Records shown =

****

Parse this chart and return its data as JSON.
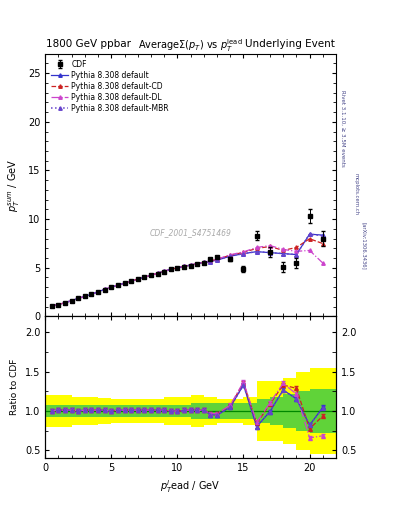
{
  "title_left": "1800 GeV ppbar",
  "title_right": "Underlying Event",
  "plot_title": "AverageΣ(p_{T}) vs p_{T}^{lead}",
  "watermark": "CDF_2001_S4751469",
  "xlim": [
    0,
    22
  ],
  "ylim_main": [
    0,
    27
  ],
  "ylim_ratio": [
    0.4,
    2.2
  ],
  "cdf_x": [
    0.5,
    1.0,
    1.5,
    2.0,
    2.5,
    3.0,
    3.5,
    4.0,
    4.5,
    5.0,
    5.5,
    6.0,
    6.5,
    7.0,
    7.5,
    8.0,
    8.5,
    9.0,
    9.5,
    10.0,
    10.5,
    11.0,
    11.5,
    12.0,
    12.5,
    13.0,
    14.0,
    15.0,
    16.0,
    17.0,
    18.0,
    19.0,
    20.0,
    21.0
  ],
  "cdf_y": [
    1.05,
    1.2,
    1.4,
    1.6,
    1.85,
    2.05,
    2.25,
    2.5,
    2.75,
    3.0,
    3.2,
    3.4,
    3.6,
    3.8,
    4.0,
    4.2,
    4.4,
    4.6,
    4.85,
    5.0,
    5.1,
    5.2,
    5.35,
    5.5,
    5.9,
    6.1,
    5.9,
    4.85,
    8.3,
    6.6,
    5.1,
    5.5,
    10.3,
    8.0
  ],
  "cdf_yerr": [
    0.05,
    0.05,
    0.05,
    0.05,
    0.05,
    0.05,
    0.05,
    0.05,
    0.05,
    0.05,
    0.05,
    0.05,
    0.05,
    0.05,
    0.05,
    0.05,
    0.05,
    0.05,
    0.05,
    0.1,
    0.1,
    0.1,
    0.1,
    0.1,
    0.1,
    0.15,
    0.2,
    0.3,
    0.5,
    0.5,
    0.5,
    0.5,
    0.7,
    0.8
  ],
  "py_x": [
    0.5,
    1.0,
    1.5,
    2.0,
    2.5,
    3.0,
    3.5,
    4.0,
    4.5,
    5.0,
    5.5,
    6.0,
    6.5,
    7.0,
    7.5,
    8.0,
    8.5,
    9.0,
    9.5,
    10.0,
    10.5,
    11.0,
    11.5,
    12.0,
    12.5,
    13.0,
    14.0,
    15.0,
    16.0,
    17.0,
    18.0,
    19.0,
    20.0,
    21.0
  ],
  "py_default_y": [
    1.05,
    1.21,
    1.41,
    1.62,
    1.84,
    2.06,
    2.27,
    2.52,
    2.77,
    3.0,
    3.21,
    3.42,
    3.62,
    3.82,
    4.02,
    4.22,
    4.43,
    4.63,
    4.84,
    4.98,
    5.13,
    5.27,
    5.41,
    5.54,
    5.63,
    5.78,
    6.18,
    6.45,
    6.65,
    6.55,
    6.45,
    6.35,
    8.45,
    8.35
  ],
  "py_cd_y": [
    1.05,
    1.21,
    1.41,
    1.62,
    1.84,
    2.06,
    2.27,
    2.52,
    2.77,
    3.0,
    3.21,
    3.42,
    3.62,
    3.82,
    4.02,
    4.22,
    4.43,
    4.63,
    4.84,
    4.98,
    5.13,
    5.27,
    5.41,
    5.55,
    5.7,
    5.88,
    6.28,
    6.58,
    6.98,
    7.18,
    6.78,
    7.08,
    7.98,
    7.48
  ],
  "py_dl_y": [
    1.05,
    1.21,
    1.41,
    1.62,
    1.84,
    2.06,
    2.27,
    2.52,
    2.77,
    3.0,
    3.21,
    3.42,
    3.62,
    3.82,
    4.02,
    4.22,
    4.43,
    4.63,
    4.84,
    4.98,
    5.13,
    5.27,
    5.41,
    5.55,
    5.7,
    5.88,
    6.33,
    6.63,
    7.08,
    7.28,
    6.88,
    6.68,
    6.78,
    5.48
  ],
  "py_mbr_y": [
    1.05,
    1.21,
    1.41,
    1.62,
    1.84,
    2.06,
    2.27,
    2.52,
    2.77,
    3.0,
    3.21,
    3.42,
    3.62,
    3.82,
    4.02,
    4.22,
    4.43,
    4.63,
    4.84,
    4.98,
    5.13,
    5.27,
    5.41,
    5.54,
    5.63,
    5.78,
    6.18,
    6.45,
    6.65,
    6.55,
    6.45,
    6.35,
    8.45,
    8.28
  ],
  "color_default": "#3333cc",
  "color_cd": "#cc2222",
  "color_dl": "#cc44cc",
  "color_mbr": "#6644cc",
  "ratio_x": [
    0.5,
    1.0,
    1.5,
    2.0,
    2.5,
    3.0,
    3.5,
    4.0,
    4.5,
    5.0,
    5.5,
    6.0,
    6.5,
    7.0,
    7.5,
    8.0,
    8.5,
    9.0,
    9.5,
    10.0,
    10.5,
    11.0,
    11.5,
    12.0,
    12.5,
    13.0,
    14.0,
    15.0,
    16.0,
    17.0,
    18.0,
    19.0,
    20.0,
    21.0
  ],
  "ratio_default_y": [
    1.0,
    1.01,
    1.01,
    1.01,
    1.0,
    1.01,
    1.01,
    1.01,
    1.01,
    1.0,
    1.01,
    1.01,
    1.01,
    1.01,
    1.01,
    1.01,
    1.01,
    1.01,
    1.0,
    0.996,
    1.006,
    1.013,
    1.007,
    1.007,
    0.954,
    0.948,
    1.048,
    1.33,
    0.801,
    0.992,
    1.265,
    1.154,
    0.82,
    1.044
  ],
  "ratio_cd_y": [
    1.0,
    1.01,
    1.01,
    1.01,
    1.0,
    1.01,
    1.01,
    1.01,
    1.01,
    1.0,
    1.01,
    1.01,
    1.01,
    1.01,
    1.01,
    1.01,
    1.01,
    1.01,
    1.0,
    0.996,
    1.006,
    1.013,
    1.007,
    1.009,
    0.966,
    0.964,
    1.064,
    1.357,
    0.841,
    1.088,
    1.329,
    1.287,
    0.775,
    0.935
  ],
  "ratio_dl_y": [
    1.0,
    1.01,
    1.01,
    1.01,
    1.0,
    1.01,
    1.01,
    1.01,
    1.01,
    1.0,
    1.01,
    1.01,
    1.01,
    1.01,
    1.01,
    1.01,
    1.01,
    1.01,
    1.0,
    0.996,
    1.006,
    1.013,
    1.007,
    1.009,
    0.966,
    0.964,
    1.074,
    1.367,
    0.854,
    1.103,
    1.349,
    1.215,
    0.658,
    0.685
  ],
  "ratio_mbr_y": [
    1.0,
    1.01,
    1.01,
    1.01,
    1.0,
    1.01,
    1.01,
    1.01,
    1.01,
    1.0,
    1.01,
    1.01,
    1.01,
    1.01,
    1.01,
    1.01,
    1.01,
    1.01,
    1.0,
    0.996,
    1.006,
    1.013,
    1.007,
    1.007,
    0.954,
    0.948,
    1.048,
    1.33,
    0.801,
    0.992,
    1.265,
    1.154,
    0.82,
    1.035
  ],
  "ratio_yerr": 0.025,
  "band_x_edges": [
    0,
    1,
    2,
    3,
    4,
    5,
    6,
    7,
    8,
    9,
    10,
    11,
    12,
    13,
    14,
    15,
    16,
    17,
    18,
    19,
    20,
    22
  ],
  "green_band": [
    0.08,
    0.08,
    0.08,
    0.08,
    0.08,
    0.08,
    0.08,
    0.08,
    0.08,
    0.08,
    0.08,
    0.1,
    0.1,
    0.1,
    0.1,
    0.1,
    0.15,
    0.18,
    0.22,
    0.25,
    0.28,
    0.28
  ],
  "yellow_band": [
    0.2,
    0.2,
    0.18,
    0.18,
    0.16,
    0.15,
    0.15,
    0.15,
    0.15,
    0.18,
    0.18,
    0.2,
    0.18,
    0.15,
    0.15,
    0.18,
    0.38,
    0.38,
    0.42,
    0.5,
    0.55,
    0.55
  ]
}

****

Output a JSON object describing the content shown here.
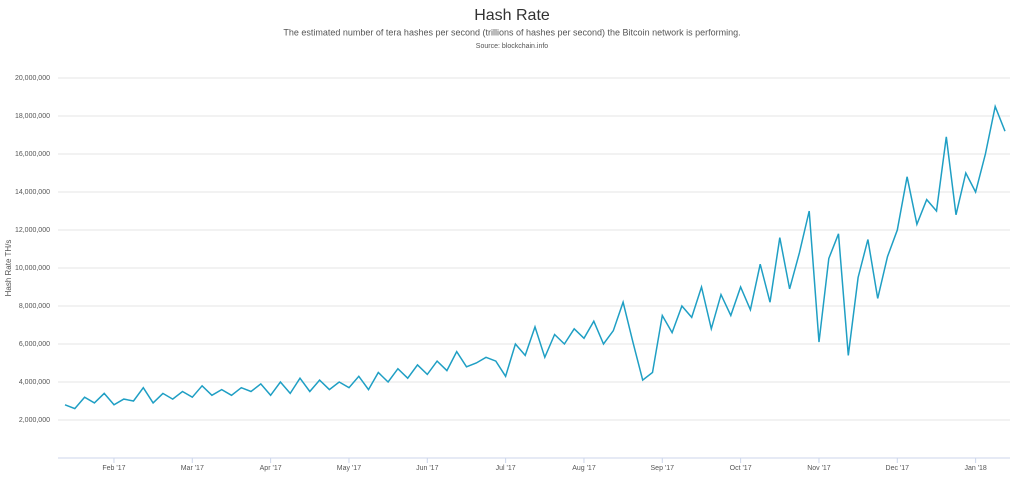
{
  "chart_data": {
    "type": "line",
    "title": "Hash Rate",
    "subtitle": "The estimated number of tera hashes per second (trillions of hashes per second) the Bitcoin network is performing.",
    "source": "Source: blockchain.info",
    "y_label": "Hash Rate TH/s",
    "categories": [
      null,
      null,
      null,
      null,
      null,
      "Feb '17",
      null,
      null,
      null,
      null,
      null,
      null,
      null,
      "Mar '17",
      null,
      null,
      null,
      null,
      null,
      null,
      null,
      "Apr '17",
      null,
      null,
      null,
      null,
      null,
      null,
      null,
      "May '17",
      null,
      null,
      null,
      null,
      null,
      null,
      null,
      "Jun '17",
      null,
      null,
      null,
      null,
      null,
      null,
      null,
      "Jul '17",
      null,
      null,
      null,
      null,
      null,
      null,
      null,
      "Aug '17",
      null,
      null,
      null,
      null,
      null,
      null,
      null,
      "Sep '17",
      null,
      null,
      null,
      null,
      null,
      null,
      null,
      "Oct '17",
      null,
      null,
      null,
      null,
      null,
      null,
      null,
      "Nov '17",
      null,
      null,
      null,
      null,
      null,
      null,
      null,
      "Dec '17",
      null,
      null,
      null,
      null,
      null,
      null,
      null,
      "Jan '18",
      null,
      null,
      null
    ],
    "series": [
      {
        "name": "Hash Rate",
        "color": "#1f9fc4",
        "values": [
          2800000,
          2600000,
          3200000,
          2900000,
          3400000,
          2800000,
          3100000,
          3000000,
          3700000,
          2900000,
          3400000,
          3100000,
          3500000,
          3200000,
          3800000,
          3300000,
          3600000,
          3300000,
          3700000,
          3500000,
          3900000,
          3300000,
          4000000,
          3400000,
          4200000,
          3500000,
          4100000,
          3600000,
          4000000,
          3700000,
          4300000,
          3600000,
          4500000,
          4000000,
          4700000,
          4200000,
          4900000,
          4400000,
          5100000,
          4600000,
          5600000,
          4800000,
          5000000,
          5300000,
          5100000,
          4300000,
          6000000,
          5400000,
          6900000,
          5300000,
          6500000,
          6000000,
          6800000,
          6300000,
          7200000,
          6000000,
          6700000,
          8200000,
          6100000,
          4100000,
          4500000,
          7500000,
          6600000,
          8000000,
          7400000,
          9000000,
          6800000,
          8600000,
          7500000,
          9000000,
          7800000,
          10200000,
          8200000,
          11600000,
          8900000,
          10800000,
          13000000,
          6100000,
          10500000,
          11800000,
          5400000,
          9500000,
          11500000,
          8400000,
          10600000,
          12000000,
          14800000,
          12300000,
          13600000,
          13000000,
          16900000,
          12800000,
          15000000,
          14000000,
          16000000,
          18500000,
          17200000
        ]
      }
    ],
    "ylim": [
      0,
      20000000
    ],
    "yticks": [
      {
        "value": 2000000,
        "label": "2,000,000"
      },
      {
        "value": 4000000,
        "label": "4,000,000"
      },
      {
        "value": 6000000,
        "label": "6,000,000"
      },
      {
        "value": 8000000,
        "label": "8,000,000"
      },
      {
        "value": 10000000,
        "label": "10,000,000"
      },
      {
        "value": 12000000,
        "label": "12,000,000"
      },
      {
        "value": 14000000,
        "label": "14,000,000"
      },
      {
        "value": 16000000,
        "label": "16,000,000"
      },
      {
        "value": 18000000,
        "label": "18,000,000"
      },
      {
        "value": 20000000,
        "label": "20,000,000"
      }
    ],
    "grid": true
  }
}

****

Given exercise =
From the listing above, copy out each line where the word "Rate" appears.

Task answer =
    "title": "Hash Rate",
    "y_label": "Hash Rate TH/s",
        "name": "Hash Rate",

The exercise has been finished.